DATA FOR THIS TASK.
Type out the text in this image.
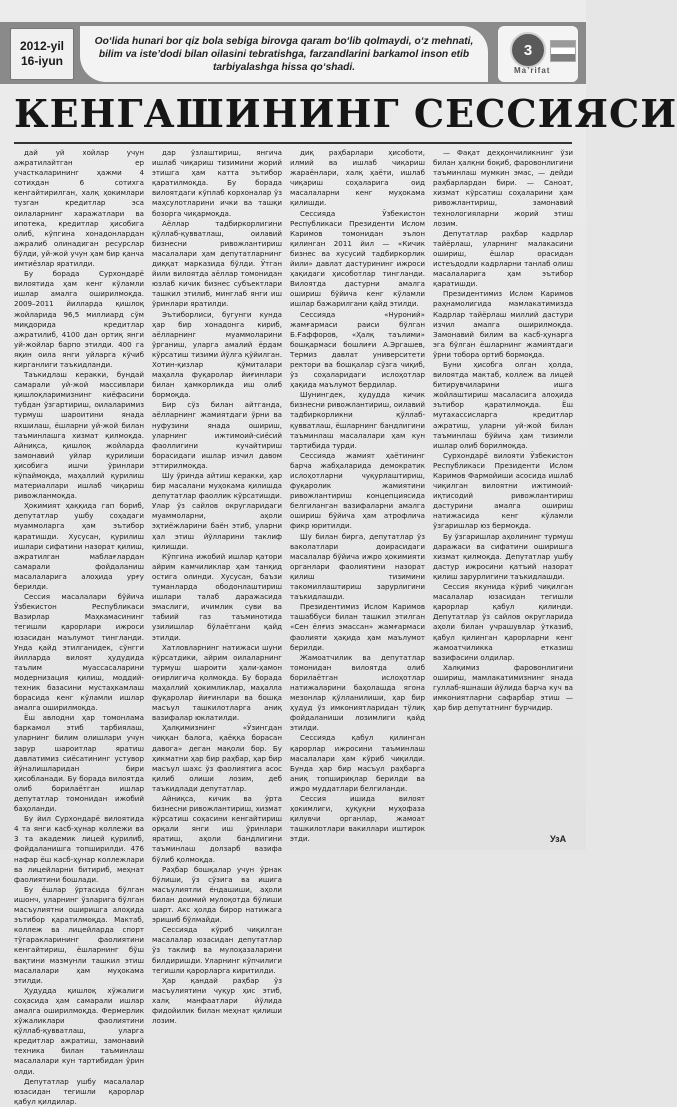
2012-yil
16-iyun
Oo‘lida hunari bor qiz bola sebiga birovga qaram bo‘lib qolmaydi, o‘z mehnati, bilim va iste’dodi bilan oilasini tebratishga, farzandlarini barkamol inson etib tarbiyalashga hissa qo‘shadi.
3
Ma’rifat
КЕНГАШИНИНГ СЕССИЯСИ

дай уй хойлар учун ажратилайтган ер участкаларининг ҳажми 4 сотихдан 6 сотихга кенгайтирилган, халқ ҳокимлари тузган кредитлар эса оилаларнинг харажатлари ва ипотека, кредитлар ҳисобига олиб, кўпгина хонадонлардан ажралиб олинадиган ресурслар бўлди, уй-жой учун ҳам бир қанча имтиёзлар яратилди.

Бу борада Сурхондарё вилоятида ҳам кенг кўламли ишлар амалга оширилмоқда. 2009–2011 йилларда қишлоқ жойларида 96,5 миллиард сўм миқдорида кредитлар ажратилиб, 4100 дан ортиқ янги уй-жойлар барпо этилди. 400 га яқин оила янги уйларга кўчиб кирганлиги таъкидланди.

Таъкидлаш керакки, бундай самарали уй-жой массивлари қишлоқларимизнинг киёфасини тубдан ўзгартириш, оилаларимиз турмуш шароитини янада яхшилаш, ёшларни уй-жой билан таъминлашга хизмат қилмоқда. Айниқса, қишлоқ жойларда замонавий уйлар қурилиши ҳисобига ишчи ўринлари кўпаймоқда, маҳаллий қурилиш материаллари ишлаб чиқариш ривожланмоқда.

Ҳокимият ҳаққида гап бориб, депутатлар ушбу соҳадаги муаммоларга ҳам эътибор қаратишди. Хусусан, қурилиш ишлари сифатини назорат қилиш, ажратилган маблағлардан самарали фойдаланиш масалаларига алоҳида урғу берилди.

Сессия масалалари бўйича Ўзбекистон Республикаси Вазирлар Маҳкамасининг тегишли қарорлари ижроси юзасидан маълумот тингланди. Унда қайд этилганидек, сўнгги йилларда вилоят ҳудудида таълим муассасаларини модернизация қилиш, моддий-техник базасини мустаҳкамлаш борасида кенг кўламли ишлар амалга оширилмоқда.

Ёш авлодни ҳар томонлама баркамол этиб тарбиялаш, уларнинг билим олишлари учун зарур шароитлар яратиш давлатимиз сиёсатининг устувор йўналишларидан бири ҳисобланади. Бу борада вилоятда олиб борилаётган ишлар депутатлар томонидан ижобий баҳоланди.

Бу йил Сурхондарё вилоятида 4 та янги касб-ҳунар коллежи ва 3 та академик лицей қурилиб, фойдаланишга топширилди. 476 нафар ёш касб-ҳунар коллежлари ва лицейларни битириб, меҳнат фаолиятини бошлади.

Бу ёшлар ўртасида бўлган ишонч, уларнинг ўзларига бўлган масъулиятни оширишга алоҳида эътибор қаратилмоқда. Мактаб, коллеж ва лицейларда спорт тўгаракларининг фаолиятини кенгайтириш, ёшларнинг бўш вақтини мазмунли ташкил этиш масалалари ҳам муҳокама этилди.

Ҳудудда қишлоқ хўжалиги соҳасида ҳам самарали ишлар амалга оширилмоқда. Фермерлик хўжаликлари фаолиятини қўллаб-қувватлаш, уларга кредитлар ажратиш, замонавий техника билан таъминлаш масалалари кун тартибидан ўрин олди.

Депутатлар ушбу масалалар юзасидан тегишли қарорлар қабул қилдилар.

дар ўзлаштириш, янгича ишлаб чиқариш тизимини жорий этишга ҳам катта эътибор қаратилмоқда. Бу борада вилоятдаги кўплаб корхоналар ўз маҳсулотларини ички ва ташқи бозорга чиқармоқда.

Аёллар тадбиркорлигини қўллаб-қувватлаш, оилавий бизнесни ривожлантириш масалалари ҳам депутатларнинг диққат марказида бўлди. Ўтган йили вилоятда аёллар томонидан юзлаб кичик бизнес субъектлари ташкил этилиб, минглаб янги иш ўринлари яратилди.

Эътиборлиси, бугунги кунда ҳар бир хонадонга кириб, аёлларнинг муаммоларини ўрганиш, уларга амалий ёрдам кўрсатиш тизими йўлга қўйилган. Хотин-қизлар қўмиталари маҳалла фуқаролар йиғинлари билан ҳамкорликда иш олиб бормоқда.

Бир сўз билан айтганда, аёлларнинг жамиятдаги ўрни ва нуфузини янада ошириш, уларнинг ижтимоий-сиёсий фаоллигини кучайтириш борасидаги ишлар изчил давом эттирилмоқда.

Шу ўринда айтиш керакки, ҳар бир масалани муҳокама қилишда депутатлар фаоллик кўрсатишди. Улар ўз сайлов округларидаги муаммоларни, аҳоли эҳтиёжларини баён этиб, уларни ҳал этиш йўлларини таклиф қилишди.

Кўпгина ижобий ишлар қатори айрим камчиликлар ҳам танқид остига олинди. Хусусан, баъзи туманларда ободонлаштириш ишлари талаб даражасида эмаслиги, ичимлик суви ва табиий газ таъминотида узилишлар бўлаётгани қайд этилди.

Хатловларнинг натижаси шуни кўрсатдики, айрим оилаларнинг турмуш шароити ҳали-ҳамон оғирлигича қолмоқда. Бу борада маҳаллий ҳокимликлар, маҳалла фуқаролар йиғинлари ва бошқа масъул ташкилотларга аниқ вазифалар юклатилди.

Ҳалқимизнинг «Ўзингдан чиққан балога, қаёққа борасан давога» деган мақоли бор. Бу ҳикматни ҳар бир раҳбар, ҳар бир масъул шахс ўз фаолиятига асос қилиб олиши лозим, деб таъкидлади депутатлар.

Айниқса, кичик ва ўрта бизнесни ривожлантириш, хизмат кўрсатиш соҳасини кенгайтириш орқали янги иш ўринлари яратиш, аҳоли бандлигини таъминлаш долзарб вазифа бўлиб қолмоқда.

Раҳбар бошқалар учун ўрнак бўлиши, ўз сўзига ва ишига масъулиятли ёндашиши, аҳоли билан доимий мулоқотда бўлиши шарт. Акс ҳолда бирор натижага эришиб бўлмайди.

Сессияда кўриб чиқилган масалалар юзасидан депутатлар ўз таклиф ва мулоҳазаларини билдиришди. Уларнинг кўпчилиги тегишли қарорларга киритилди.

Ҳар қандай раҳбар ўз масъулиятини чуқур ҳис этиб, халқ манфаатлари йўлида фидойилик билан меҳнат қилиши лозим.

диқ раҳбарлари ҳисоботи, илмий ва ишлаб чиқариш жараёнлари, халқ ҳаёти, ишлаб чиқариш соҳаларига оид масалаларни кенг муҳокама қилишди.

Сессияда Ўзбекистон Республикаси Президенти Ислом Каримов томонидан эълон қилинган 2011 йил — «Кичик бизнес ва хусусий тадбиркорлик йили» давлат дастурининг ижроси ҳақидаги ҳисоботлар тингланди. Вилоятда дастурни амалга ошириш бўйича кенг кўламли ишлар бажарилгани қайд этилди.

Сессияда «Нуроний» жамғармаси раиси бўлган Б.Ғаффоров, «Ҳалқ таълими» бошқармаси бошлиғи А.Эргашев, Термиз давлат университети ректори ва бошқалар сўзга чиқиб, ўз соҳаларидаги ислоҳотлар ҳақида маълумот бердилар.

Шунингдек, ҳудудда кичик бизнесни ривожлантириш, оилавий тадбиркорликни қўллаб-қувватлаш, ёшларнинг бандлигини таъминлаш масалалари ҳам кун тартибида турди.

Сессияда жамият ҳаётининг барча жабҳаларида демократик ислоҳотларни чуқурлаштириш, фуқаролик жамиятини ривожлантириш концепциясида белгиланган вазифаларни амалга ошириш бўйича ҳам атрофлича фикр юритилди.

Шу билан бирга, депутатлар ўз ваколатлари доирасидаги масалалар бўйича ижро ҳокимияти органлари фаолиятини назорат қилиш тизимини такомиллаштириш зарурлигини таъкидлашди.

Президентимиз Ислом Каримов ташаббуси билан ташкил этилган «Сен ёлғиз эмассан» жамғармаси фаолияти ҳақида ҳам маълумот берилди.

Жамоатчилик ва депутатлар томонидан вилоятда олиб борилаётган ислоҳотлар натижаларини баҳолашда ягона мезонлар қўлланилиши, ҳар бир ҳудуд ўз имкониятларидан тўлиқ фойдаланиши лозимлиги қайд этилди.

Сессияда қабул қилинган қарорлар ижросини таъминлаш масалалари ҳам кўриб чиқилди. Бунда ҳар бир масъул раҳбарга аниқ топшириқлар берилди ва ижро муддатлари белгиланди.

Сессия ишида вилоят ҳокимлиги, ҳуқуқни муҳофаза қилувчи органлар, жамоат ташкилотлари вакиллари иштирок этди.

— Фақат деҳқончиликнинг ўзи билан ҳалқни боқиб, фаровонлигини таъминлаш мумкин эмас, — дейди раҳбарлардан бири. — Саноат, хизмат кўрсатиш соҳаларини ҳам ривожлантириш, замонавий технологияларни жорий этиш лозим.

Депутатлар раҳбар кадрлар тайёрлаш, уларнинг малакасини ошириш, ёшлар орасидан истеъдодли кадрларни танлаб олиш масалаларига ҳам эътибор қаратишди.

Президентимиз Ислом Каримов раҳнамолигида мамлакатимизда Кадрлар тайёрлаш миллий дастури изчил амалга оширилмоқда. Замонавий билим ва касб-ҳунарга эга бўлган ёшларнинг жамиятдаги ўрни тобора ортиб бормоқда.

Буни ҳисобга олган ҳолда, вилоятда мактаб, коллеж ва лицей битирувчиларини ишга жойлаштириш масаласига алоҳида эътибор қаратилмоқда. Ёш мутахассисларга кредитлар ажратиш, уларни уй-жой билан таъминлаш бўйича ҳам тизимли ишлар олиб борилмоқда.

Сурхондарё вилояти Ўзбекистон Республикаси Президенти Ислом Каримов Фармойиши асосида ишлаб чиқилган вилоятни ижтимоий-иқтисодий ривожлантириш дастурини амалга ошириш натижасида кенг кўламли ўзгаришлар юз бермоқда.

Бу ўзгаришлар аҳолининг турмуш даражаси ва сифатини оширишга хизмат қилмоқда. Депутатлар ушбу дастур ижросини қатъий назорат қилиш зарурлигини таъкидлашди.

Сессия якунида кўриб чиқилган масалалар юзасидан тегишли қарорлар қабул қилинди. Депутатлар ўз сайлов округларида аҳоли билан учрашувлар ўтказиб, қабул қилинган қарорларни кенг жамоатчиликка етказиш вазифасини олдилар.

Халқимиз фаровонлигини ошириш, мамлакатимизнинг янада гуллаб-яшнаши йўлида барча куч ва имкониятларни сафарбар этиш — ҳар бир депутатнинг бурчидир.

УзА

TASK INSTRUCTIONS.
Copy out each line of the entries that holds "фаолиятини".

FULL SOLUTION.
Бу йил Сурхондарё вилоятида 4 та янги касб-ҳунар коллежи ва 3 та академик лицей қурилиб, фойдаланишга топширилди. 476 нафар ёш касб-ҳунар коллежлари ва лицейларни битириб, меҳнат фаолиятини бошлади.
Бу ёшлар ўртасида бўлган ишонч, уларнинг ўзларига бўлган масъулиятни оширишга алоҳида эътибор қаратилмоқда. Мактаб, коллеж ва лицейларда спорт тўгаракларининг фаолиятини кенгайтириш, ёшларнинг бўш вақтини мазмунли ташкил этиш масалалари ҳам муҳокама этилди.
Ҳудудда қишлоқ хўжалиги соҳасида ҳам самарали ишлар амалга оширилмоқда. Фермерлик хўжаликлари фаолиятини қўллаб-қувватлаш, уларга кредитлар ажратиш, замонавий техника билан таъминлаш масалалари кун тартибидан ўрин олди.
Шу билан бирга, депутатлар ўз ваколатлари доирасидаги масалалар бўйича ижро ҳокимияти органлари фаолиятини назорат қилиш тизимини такомиллаштириш зарурлигини таъкидлашди.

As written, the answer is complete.